Pull every line with the word "Euro" out of the entries below.
○ ○ ○ ○ ○ ○ ○
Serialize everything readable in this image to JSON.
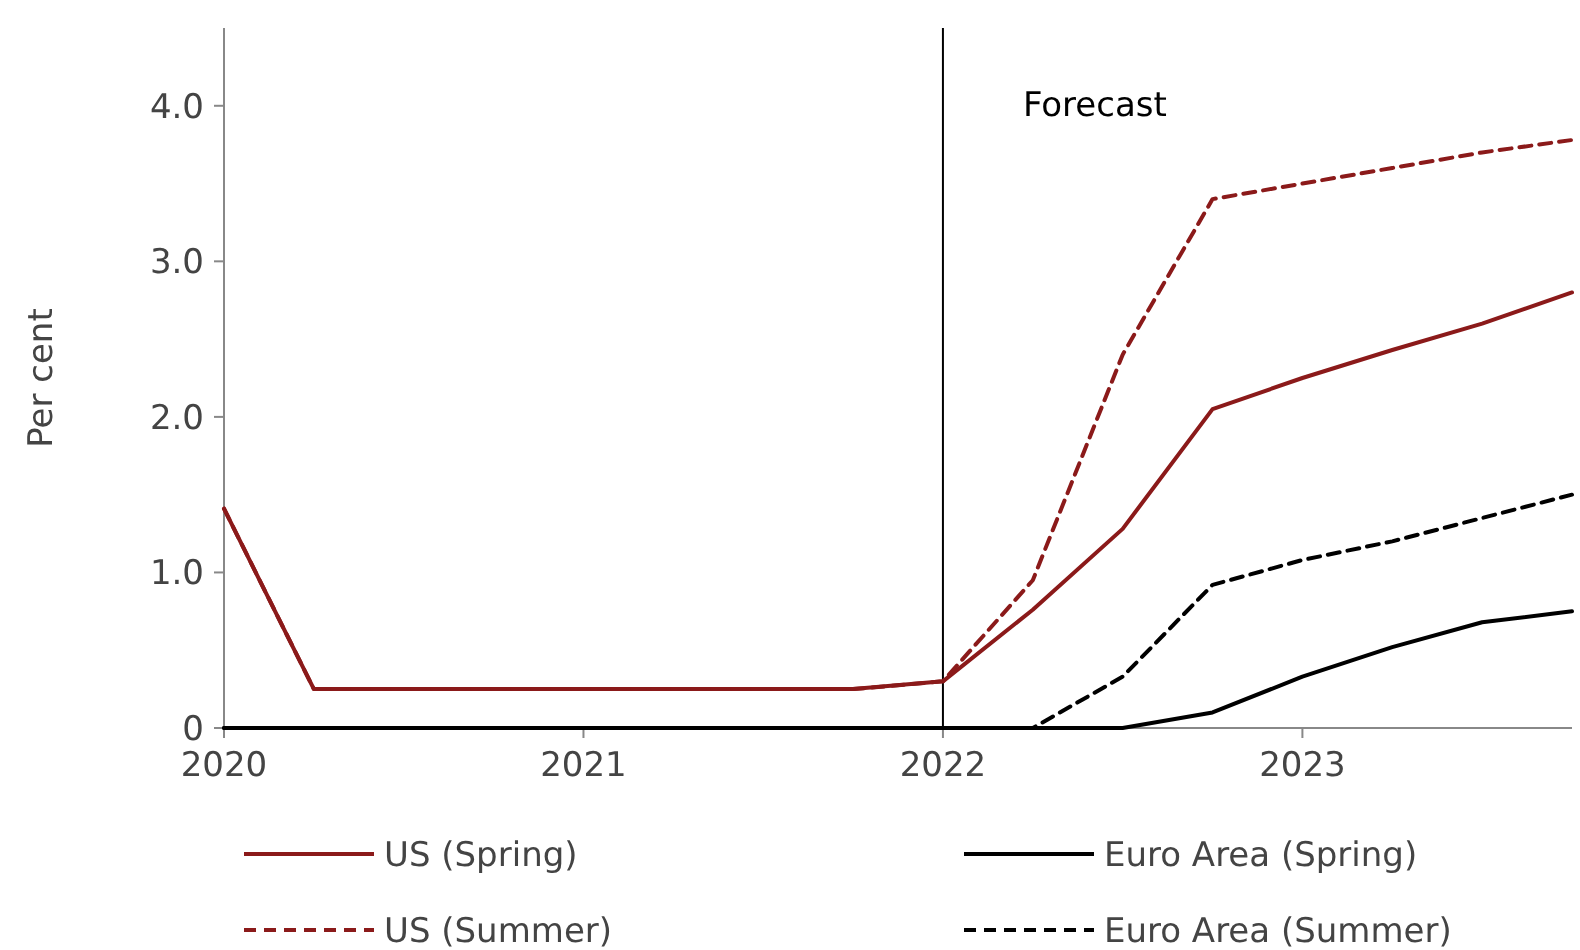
{
  "chart_data": {
    "type": "line",
    "ylabel": "Per cent",
    "x": [
      2020,
      2020.25,
      2020.5,
      2020.75,
      2021,
      2021.25,
      2021.5,
      2021.75,
      2022,
      2022.25,
      2022.5,
      2022.75,
      2023,
      2023.25,
      2023.5,
      2023.75
    ],
    "xlim": [
      2020,
      2023.75
    ],
    "xticks": [
      2020,
      2021,
      2022,
      2023
    ],
    "ylim": [
      0,
      4.5
    ],
    "yticks": [
      0,
      {
        "value": 1,
        "label": "1.0"
      },
      {
        "value": 2,
        "label": "2.0"
      },
      {
        "value": 3,
        "label": "3.0"
      },
      {
        "value": 4,
        "label": "4.0"
      }
    ],
    "grid": false,
    "legend": "bottom",
    "marker": "none",
    "ref_lines": [
      {
        "axis": "x",
        "value": 2022,
        "label": "Forecast",
        "color": "#000000"
      }
    ],
    "series": [
      {
        "name": "US (Spring)",
        "color": "#8b1a1a",
        "line_style": "solid",
        "values": [
          1.41,
          0.25,
          0.25,
          0.25,
          0.25,
          0.25,
          0.25,
          0.25,
          0.3,
          0.76,
          1.28,
          2.05,
          2.25,
          2.43,
          2.6,
          2.8
        ]
      },
      {
        "name": "Euro Area (Spring)",
        "color": "#000000",
        "line_style": "solid",
        "values": [
          0,
          0,
          0,
          0,
          0,
          0,
          0,
          0,
          0,
          0,
          0,
          0.1,
          0.33,
          0.52,
          0.68,
          0.75
        ]
      },
      {
        "name": "US (Summer)",
        "color": "#8b1a1a",
        "line_style": "dashed",
        "values": [
          1.41,
          0.25,
          0.25,
          0.25,
          0.25,
          0.25,
          0.25,
          0.25,
          0.3,
          0.95,
          2.4,
          3.4,
          3.5,
          3.6,
          3.7,
          3.78
        ]
      },
      {
        "name": "Euro Area (Summer)",
        "color": "#000000",
        "line_style": "dashed",
        "values": [
          0,
          0,
          0,
          0,
          0,
          0,
          0,
          0,
          0,
          0,
          0.33,
          0.92,
          1.08,
          1.2,
          1.35,
          1.5
        ]
      }
    ]
  }
}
○ ○ ○ ○ ○ ○ ○
# REPLY TO THE TASK
        "name": "Euro Area (Spring)",
        "name": "Euro Area (Summer)",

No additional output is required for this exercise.